▸ Extracted records:
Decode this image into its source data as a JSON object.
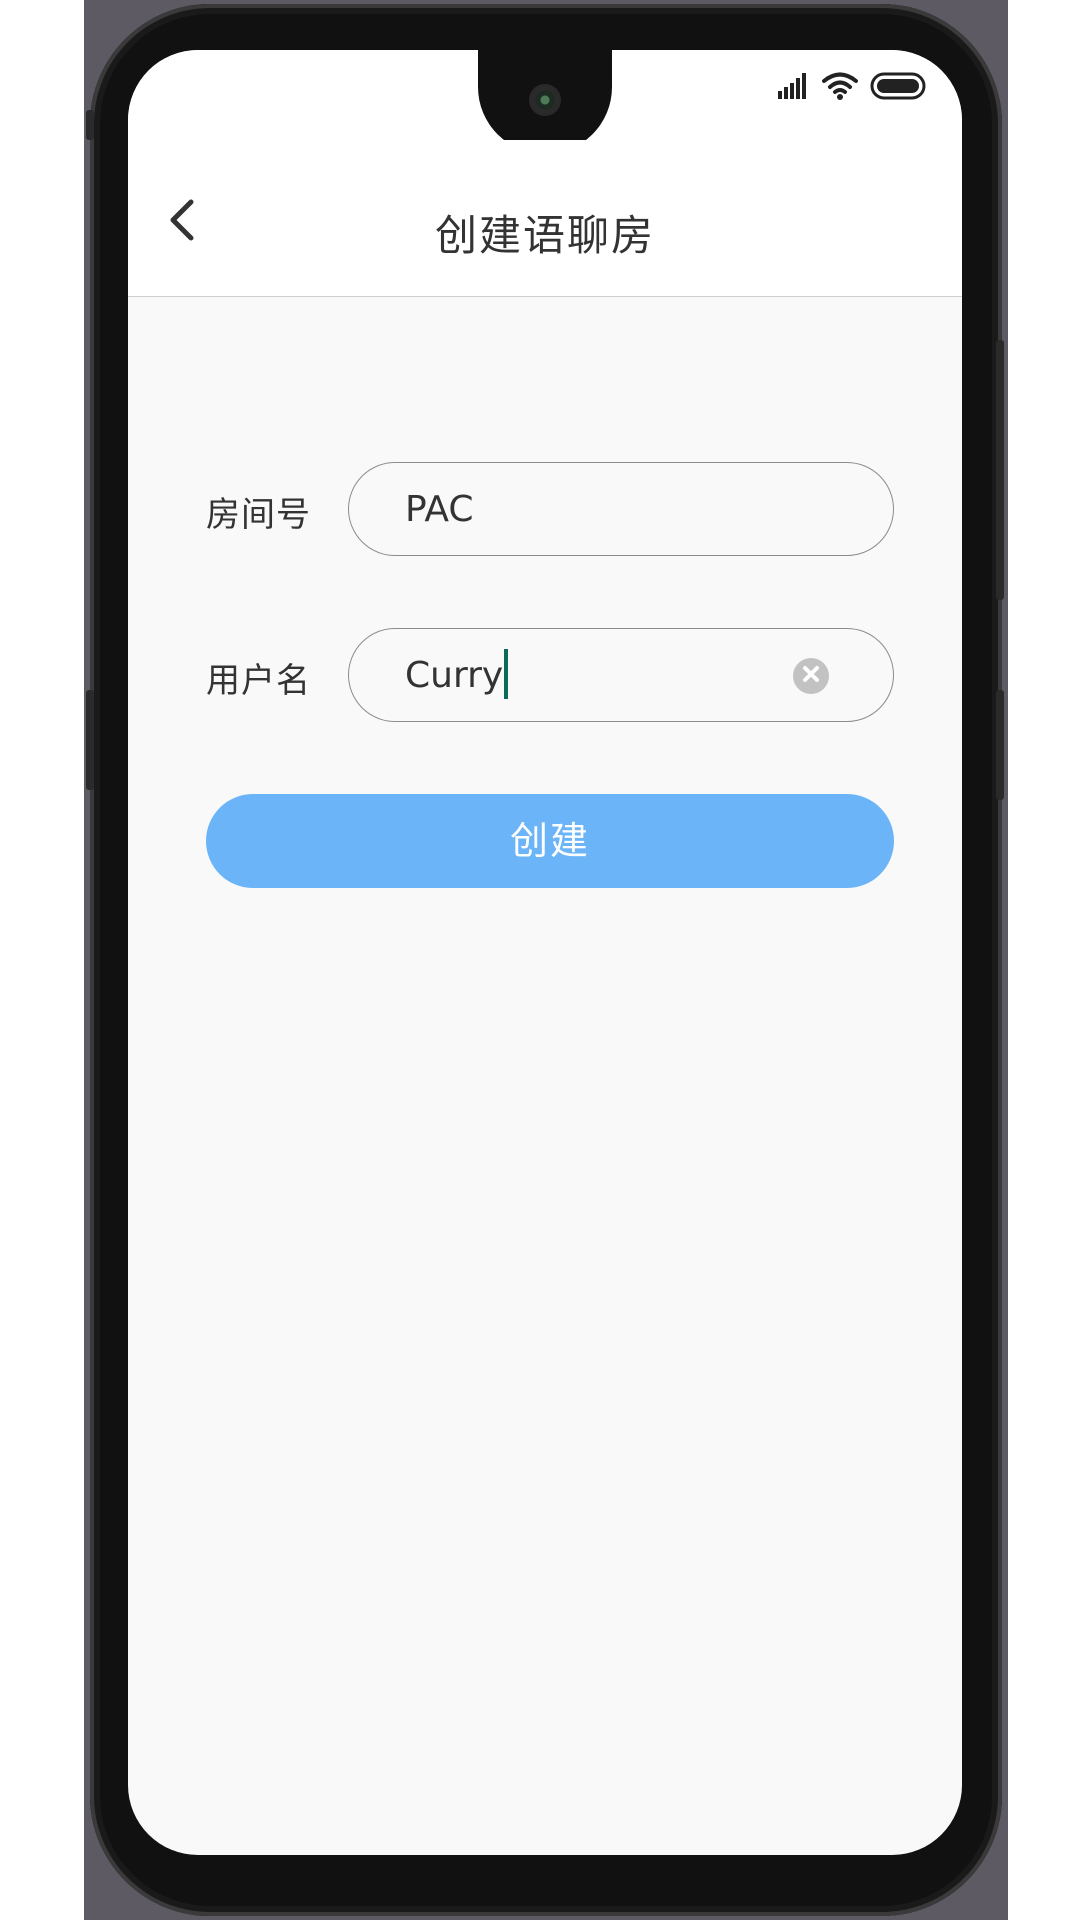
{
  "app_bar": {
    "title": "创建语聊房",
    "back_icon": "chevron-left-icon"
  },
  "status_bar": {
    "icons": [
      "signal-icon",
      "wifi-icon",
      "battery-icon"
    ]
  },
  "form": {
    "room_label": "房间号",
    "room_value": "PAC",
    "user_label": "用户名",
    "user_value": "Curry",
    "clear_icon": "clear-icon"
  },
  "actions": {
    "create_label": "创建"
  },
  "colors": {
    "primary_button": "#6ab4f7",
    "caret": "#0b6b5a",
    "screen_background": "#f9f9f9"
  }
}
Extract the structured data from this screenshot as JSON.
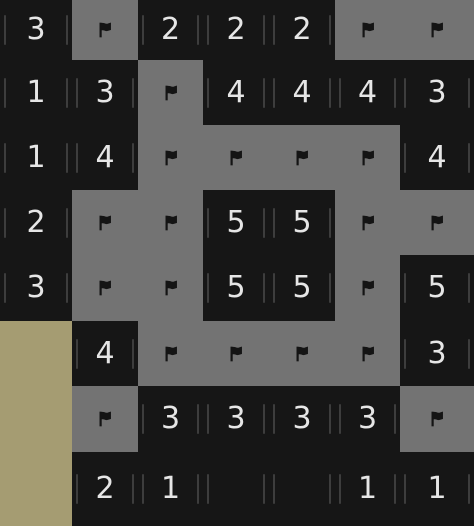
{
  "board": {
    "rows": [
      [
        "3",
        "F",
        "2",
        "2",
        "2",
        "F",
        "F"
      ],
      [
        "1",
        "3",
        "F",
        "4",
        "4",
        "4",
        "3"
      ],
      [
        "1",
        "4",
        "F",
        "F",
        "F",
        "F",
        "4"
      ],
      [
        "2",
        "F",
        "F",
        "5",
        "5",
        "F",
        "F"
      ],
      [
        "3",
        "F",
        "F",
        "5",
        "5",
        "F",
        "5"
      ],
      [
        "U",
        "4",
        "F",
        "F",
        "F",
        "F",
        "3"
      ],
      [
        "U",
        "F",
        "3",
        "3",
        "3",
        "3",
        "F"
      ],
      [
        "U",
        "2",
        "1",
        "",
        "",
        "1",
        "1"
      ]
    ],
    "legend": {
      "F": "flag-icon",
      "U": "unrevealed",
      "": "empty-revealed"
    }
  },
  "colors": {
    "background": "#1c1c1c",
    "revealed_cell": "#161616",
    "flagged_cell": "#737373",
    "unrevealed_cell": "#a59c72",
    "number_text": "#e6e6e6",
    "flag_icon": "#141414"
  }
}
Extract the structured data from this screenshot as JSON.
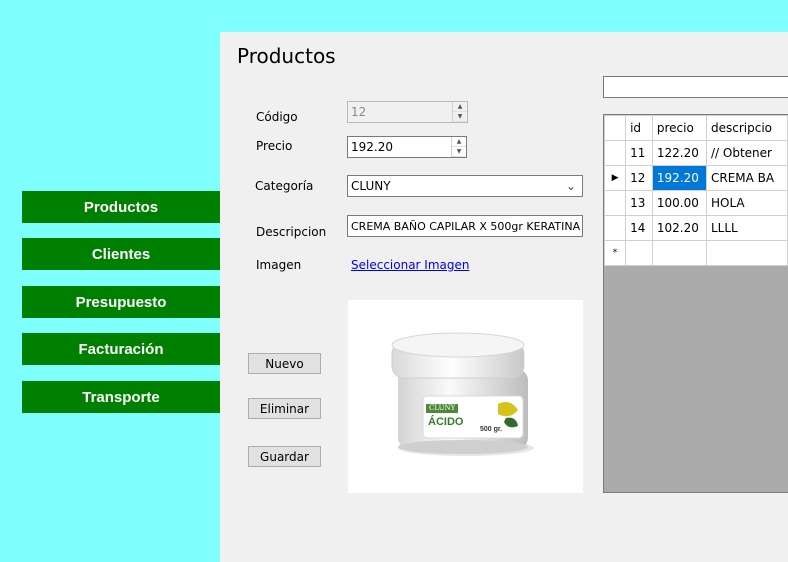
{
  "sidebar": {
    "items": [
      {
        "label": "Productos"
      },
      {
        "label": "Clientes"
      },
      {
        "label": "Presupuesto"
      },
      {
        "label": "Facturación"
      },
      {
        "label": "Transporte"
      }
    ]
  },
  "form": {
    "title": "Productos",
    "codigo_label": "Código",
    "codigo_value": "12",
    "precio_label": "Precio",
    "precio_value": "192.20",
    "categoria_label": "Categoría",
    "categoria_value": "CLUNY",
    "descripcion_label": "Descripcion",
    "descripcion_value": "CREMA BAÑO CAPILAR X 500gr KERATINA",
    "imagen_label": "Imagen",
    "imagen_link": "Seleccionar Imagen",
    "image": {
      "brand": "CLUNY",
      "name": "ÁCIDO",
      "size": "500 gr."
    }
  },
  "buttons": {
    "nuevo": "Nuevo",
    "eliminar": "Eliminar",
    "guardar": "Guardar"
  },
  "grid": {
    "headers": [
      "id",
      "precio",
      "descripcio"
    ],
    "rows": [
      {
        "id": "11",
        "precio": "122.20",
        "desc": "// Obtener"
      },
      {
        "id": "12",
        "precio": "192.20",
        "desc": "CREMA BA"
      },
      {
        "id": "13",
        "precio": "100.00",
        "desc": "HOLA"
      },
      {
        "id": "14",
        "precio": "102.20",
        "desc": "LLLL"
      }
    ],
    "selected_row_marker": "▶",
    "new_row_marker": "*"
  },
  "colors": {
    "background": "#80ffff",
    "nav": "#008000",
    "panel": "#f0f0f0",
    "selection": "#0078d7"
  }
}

▸ What you will do:
Copy out all the records exactly, excluding pictures.

▸ Response to the task:
Decode this image into its source data as a JSON object.
{
  "app_bar": {
    "title": "创建语聊房",
    "back_icon": "chevron-left-icon"
  },
  "status_bar": {
    "icons": [
      "signal-icon",
      "wifi-icon",
      "battery-icon"
    ]
  },
  "form": {
    "room_label": "房间号",
    "room_value": "PAC",
    "user_label": "用户名",
    "user_value": "Curry",
    "clear_icon": "clear-icon"
  },
  "actions": {
    "create_label": "创建"
  },
  "colors": {
    "primary_button": "#6ab4f7",
    "caret": "#0b6b5a",
    "screen_background": "#f9f9f9"
  }
}
Extract the structured data from this screenshot as JSON.
{
  "board": {
    "rows": [
      [
        "3",
        "F",
        "2",
        "2",
        "2",
        "F",
        "F"
      ],
      [
        "1",
        "3",
        "F",
        "4",
        "4",
        "4",
        "3"
      ],
      [
        "1",
        "4",
        "F",
        "F",
        "F",
        "F",
        "4"
      ],
      [
        "2",
        "F",
        "F",
        "5",
        "5",
        "F",
        "F"
      ],
      [
        "3",
        "F",
        "F",
        "5",
        "5",
        "F",
        "5"
      ],
      [
        "U",
        "4",
        "F",
        "F",
        "F",
        "F",
        "3"
      ],
      [
        "U",
        "F",
        "3",
        "3",
        "3",
        "3",
        "F"
      ],
      [
        "U",
        "2",
        "1",
        "",
        "",
        "1",
        "1"
      ]
    ],
    "legend": {
      "F": "flag-icon",
      "U": "unrevealed",
      "": "empty-revealed"
    }
  },
  "colors": {
    "background": "#1c1c1c",
    "revealed_cell": "#161616",
    "flagged_cell": "#737373",
    "unrevealed_cell": "#a59c72",
    "number_text": "#e6e6e6",
    "flag_icon": "#141414"
  }
}
Extract the structured data from this screenshot as JSON.
{
  "sidebar": {
    "items": [
      {
        "label": "Productos"
      },
      {
        "label": "Clientes"
      },
      {
        "label": "Presupuesto"
      },
      {
        "label": "Facturación"
      },
      {
        "label": "Transporte"
      }
    ]
  },
  "form": {
    "title": "Productos",
    "codigo_label": "Código",
    "codigo_value": "12",
    "precio_label": "Precio",
    "precio_value": "192.20",
    "categoria_label": "Categoría",
    "categoria_value": "CLUNY",
    "descripcion_label": "Descripcion",
    "descripcion_value": "CREMA BAÑO CAPILAR X 500gr KERATINA",
    "imagen_label": "Imagen",
    "imagen_link": "Seleccionar Imagen",
    "image": {
      "brand": "CLUNY",
      "name": "ÁCIDO",
      "size": "500 gr."
    }
  },
  "buttons": {
    "nuevo": "Nuevo",
    "eliminar": "Eliminar",
    "guardar": "Guardar"
  },
  "grid": {
    "headers": [
      "id",
      "precio",
      "descripcio"
    ],
    "rows": [
      {
        "id": "11",
        "precio": "122.20",
        "desc": "// Obtener"
      },
      {
        "id": "12",
        "precio": "192.20",
        "desc": "CREMA BA"
      },
      {
        "id": "13",
        "precio": "100.00",
        "desc": "HOLA"
      },
      {
        "id": "14",
        "precio": "102.20",
        "desc": "LLLL"
      }
    ],
    "selected_row_marker": "▶",
    "new_row_marker": "*"
  },
  "colors": {
    "background": "#80ffff",
    "nav": "#008000",
    "panel": "#f0f0f0",
    "selection": "#0078d7"
  }
}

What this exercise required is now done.